Task input:
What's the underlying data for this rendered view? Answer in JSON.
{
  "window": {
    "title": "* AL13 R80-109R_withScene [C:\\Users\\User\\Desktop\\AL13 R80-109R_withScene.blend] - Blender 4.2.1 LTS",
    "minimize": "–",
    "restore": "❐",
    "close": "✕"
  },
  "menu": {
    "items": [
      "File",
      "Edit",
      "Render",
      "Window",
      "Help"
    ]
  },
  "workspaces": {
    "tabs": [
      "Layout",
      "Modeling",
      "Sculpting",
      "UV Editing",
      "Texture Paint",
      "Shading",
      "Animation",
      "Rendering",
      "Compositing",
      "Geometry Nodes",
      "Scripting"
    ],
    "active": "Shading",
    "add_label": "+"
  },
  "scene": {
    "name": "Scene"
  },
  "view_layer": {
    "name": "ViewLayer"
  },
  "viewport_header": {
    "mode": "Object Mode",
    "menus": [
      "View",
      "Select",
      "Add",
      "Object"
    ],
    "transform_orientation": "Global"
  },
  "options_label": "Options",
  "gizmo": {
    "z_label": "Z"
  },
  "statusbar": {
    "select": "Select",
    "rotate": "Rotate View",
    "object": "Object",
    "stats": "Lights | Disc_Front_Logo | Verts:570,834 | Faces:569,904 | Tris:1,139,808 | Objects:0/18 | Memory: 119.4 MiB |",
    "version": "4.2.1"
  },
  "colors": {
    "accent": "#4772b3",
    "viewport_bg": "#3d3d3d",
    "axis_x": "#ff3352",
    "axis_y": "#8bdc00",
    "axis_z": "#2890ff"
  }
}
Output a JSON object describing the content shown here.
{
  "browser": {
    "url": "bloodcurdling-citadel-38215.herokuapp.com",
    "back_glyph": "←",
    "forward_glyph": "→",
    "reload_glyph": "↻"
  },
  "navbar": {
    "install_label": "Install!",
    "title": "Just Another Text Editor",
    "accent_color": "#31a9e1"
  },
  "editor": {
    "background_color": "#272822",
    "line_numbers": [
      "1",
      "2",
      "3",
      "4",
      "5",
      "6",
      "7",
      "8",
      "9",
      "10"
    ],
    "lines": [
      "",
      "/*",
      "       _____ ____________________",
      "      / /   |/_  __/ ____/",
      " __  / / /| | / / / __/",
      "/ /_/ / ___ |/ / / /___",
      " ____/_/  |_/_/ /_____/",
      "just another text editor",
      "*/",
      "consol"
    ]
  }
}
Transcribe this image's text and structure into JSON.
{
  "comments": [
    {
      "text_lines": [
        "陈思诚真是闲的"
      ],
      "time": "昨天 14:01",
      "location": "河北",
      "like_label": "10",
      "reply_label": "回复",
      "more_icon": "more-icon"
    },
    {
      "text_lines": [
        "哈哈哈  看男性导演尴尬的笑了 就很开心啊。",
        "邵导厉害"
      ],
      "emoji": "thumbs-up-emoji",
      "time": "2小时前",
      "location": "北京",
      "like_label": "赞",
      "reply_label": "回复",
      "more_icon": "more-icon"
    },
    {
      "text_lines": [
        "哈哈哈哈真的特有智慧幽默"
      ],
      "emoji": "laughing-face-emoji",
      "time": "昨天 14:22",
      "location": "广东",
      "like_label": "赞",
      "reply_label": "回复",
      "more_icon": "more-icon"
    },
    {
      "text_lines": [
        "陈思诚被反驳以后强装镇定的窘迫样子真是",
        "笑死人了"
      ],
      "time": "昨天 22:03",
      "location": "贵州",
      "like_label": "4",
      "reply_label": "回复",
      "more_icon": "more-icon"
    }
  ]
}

Task description:
List every line above that contains the word "location".

Solution to the problem:
      "location": "河北",
      "location": "北京",
      "location": "广东",
      "location": "贵州",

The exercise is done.